--- START OF TASK DATA ---
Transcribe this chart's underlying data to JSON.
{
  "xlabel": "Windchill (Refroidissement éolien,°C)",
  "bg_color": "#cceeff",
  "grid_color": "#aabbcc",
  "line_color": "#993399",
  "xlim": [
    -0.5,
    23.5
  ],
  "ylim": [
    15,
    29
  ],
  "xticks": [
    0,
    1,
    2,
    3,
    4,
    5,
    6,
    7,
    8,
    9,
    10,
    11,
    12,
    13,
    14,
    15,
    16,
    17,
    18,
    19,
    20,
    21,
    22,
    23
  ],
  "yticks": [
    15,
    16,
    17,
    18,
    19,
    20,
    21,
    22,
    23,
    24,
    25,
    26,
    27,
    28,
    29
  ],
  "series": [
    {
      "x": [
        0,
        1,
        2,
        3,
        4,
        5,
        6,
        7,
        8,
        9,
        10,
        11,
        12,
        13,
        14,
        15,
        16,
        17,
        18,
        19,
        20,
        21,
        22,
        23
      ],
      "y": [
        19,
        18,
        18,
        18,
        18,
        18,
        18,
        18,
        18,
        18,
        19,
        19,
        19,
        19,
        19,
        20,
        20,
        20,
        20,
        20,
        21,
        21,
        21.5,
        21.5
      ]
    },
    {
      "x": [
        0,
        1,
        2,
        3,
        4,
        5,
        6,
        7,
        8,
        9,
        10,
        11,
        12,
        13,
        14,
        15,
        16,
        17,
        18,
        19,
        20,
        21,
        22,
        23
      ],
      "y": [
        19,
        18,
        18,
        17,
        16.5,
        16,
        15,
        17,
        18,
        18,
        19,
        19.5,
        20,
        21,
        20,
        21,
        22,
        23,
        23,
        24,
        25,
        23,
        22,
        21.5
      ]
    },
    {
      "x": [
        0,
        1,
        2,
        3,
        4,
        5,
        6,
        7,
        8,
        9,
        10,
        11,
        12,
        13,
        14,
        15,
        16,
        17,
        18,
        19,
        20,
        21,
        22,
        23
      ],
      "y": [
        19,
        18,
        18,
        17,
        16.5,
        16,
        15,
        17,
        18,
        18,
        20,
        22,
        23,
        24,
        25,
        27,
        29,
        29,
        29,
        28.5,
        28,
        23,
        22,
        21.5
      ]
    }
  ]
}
--- END OF TASK DATA ---
Write out the whole listing again. Match it word for word.

Transcribe this chart's underlying data to JSON.
{
  "xlabel": "Windchill (Refroidissement éolien,°C)",
  "bg_color": "#cceeff",
  "grid_color": "#aabbcc",
  "line_color": "#993399",
  "xlim": [
    -0.5,
    23.5
  ],
  "ylim": [
    15,
    29
  ],
  "xticks": [
    0,
    1,
    2,
    3,
    4,
    5,
    6,
    7,
    8,
    9,
    10,
    11,
    12,
    13,
    14,
    15,
    16,
    17,
    18,
    19,
    20,
    21,
    22,
    23
  ],
  "yticks": [
    15,
    16,
    17,
    18,
    19,
    20,
    21,
    22,
    23,
    24,
    25,
    26,
    27,
    28,
    29
  ],
  "series": [
    {
      "x": [
        0,
        1,
        2,
        3,
        4,
        5,
        6,
        7,
        8,
        9,
        10,
        11,
        12,
        13,
        14,
        15,
        16,
        17,
        18,
        19,
        20,
        21,
        22,
        23
      ],
      "y": [
        19,
        18,
        18,
        18,
        18,
        18,
        18,
        18,
        18,
        18,
        19,
        19,
        19,
        19,
        19,
        20,
        20,
        20,
        20,
        20,
        21,
        21,
        21.5,
        21.5
      ]
    },
    {
      "x": [
        0,
        1,
        2,
        3,
        4,
        5,
        6,
        7,
        8,
        9,
        10,
        11,
        12,
        13,
        14,
        15,
        16,
        17,
        18,
        19,
        20,
        21,
        22,
        23
      ],
      "y": [
        19,
        18,
        18,
        17,
        16.5,
        16,
        15,
        17,
        18,
        18,
        19,
        19.5,
        20,
        21,
        20,
        21,
        22,
        23,
        23,
        24,
        25,
        23,
        22,
        21.5
      ]
    },
    {
      "x": [
        0,
        1,
        2,
        3,
        4,
        5,
        6,
        7,
        8,
        9,
        10,
        11,
        12,
        13,
        14,
        15,
        16,
        17,
        18,
        19,
        20,
        21,
        22,
        23
      ],
      "y": [
        19,
        18,
        18,
        17,
        16.5,
        16,
        15,
        17,
        18,
        18,
        20,
        22,
        23,
        24,
        25,
        27,
        29,
        29,
        29,
        28.5,
        28,
        23,
        22,
        21.5
      ]
    }
  ]
}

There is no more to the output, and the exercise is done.